---------- Information supplied ----------
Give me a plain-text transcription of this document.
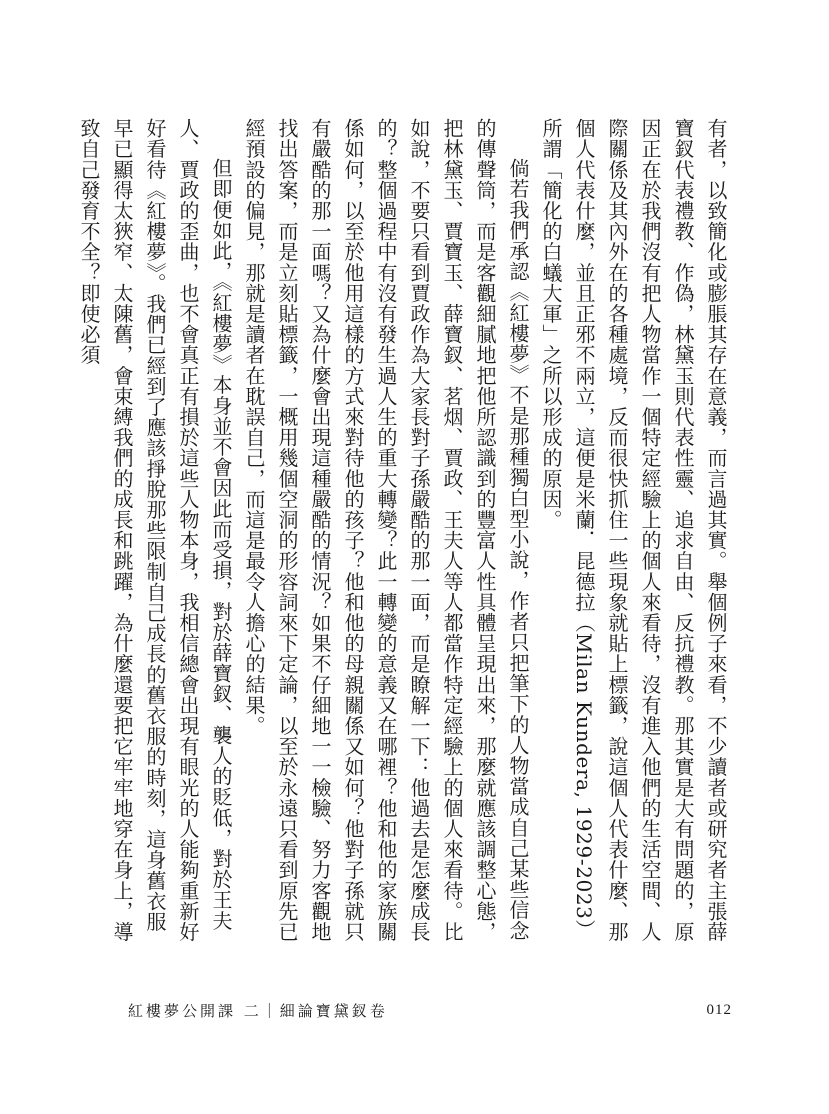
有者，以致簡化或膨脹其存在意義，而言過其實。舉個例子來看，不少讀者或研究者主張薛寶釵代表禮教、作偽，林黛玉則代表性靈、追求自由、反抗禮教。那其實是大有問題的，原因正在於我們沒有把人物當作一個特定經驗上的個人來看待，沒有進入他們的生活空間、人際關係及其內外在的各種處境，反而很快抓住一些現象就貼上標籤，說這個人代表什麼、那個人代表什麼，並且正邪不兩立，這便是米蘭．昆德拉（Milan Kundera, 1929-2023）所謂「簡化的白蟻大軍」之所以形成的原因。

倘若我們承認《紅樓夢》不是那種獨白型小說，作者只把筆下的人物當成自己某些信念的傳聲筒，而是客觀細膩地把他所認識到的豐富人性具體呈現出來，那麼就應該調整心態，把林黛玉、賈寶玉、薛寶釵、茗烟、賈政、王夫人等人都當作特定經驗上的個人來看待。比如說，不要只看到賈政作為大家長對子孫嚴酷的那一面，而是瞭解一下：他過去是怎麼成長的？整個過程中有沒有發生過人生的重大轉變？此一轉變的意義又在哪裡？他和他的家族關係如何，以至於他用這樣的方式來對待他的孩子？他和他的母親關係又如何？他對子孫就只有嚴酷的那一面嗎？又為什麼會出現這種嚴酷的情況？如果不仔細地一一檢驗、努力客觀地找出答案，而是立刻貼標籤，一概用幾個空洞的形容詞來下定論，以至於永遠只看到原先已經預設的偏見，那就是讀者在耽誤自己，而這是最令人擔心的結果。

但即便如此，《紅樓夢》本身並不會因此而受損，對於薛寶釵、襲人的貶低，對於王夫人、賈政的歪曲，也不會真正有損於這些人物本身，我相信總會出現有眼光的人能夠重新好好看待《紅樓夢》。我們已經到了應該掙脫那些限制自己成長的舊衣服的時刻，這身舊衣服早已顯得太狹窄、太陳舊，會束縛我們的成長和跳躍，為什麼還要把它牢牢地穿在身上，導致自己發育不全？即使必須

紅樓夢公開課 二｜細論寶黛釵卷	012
----------
Set exercise ::
The records above should be reproduced exactly, with no pictures included.

Solution to the problem ::
Give me a plain-text transcription of this document.
有者，以致簡化或膨脹其存在意義，而言過其實。舉個例子來看，不少讀者或研究者主張薛寶釵代表禮教、作偽，林黛玉則代表性靈、追求自由、反抗禮教。那其實是大有問題的，原因正在於我們沒有把人物當作一個特定經驗上的個人來看待，沒有進入他們的生活空間、人際關係及其內外在的各種處境，反而很快抓住一些現象就貼上標籤，說這個人代表什麼、那個人代表什麼，並且正邪不兩立，這便是米蘭．昆德拉（Milan Kundera, 1929-2023）所謂「簡化的白蟻大軍」之所以形成的原因。

倘若我們承認《紅樓夢》不是那種獨白型小說，作者只把筆下的人物當成自己某些信念的傳聲筒，而是客觀細膩地把他所認識到的豐富人性具體呈現出來，那麼就應該調整心態，把林黛玉、賈寶玉、薛寶釵、茗烟、賈政、王夫人等人都當作特定經驗上的個人來看待。比如說，不要只看到賈政作為大家長對子孫嚴酷的那一面，而是瞭解一下：他過去是怎麼成長的？整個過程中有沒有發生過人生的重大轉變？此一轉變的意義又在哪裡？他和他的家族關係如何，以至於他用這樣的方式來對待他的孩子？他和他的母親關係又如何？他對子孫就只有嚴酷的那一面嗎？又為什麼會出現這種嚴酷的情況？如果不仔細地一一檢驗、努力客觀地找出答案，而是立刻貼標籤，一概用幾個空洞的形容詞來下定論，以至於永遠只看到原先已經預設的偏見，那就是讀者在耽誤自己，而這是最令人擔心的結果。

但即便如此，《紅樓夢》本身並不會因此而受損，對於薛寶釵、襲人的貶低，對於王夫人、賈政的歪曲，也不會真正有損於這些人物本身，我相信總會出現有眼光的人能夠重新好好看待《紅樓夢》。我們已經到了應該掙脫那些限制自己成長的舊衣服的時刻，這身舊衣服早已顯得太狹窄、太陳舊，會束縛我們的成長和跳躍，為什麼還要把它牢牢地穿在身上，導致自己發育不全？即使必須

紅樓夢公開課 二｜細論寶黛釵卷	012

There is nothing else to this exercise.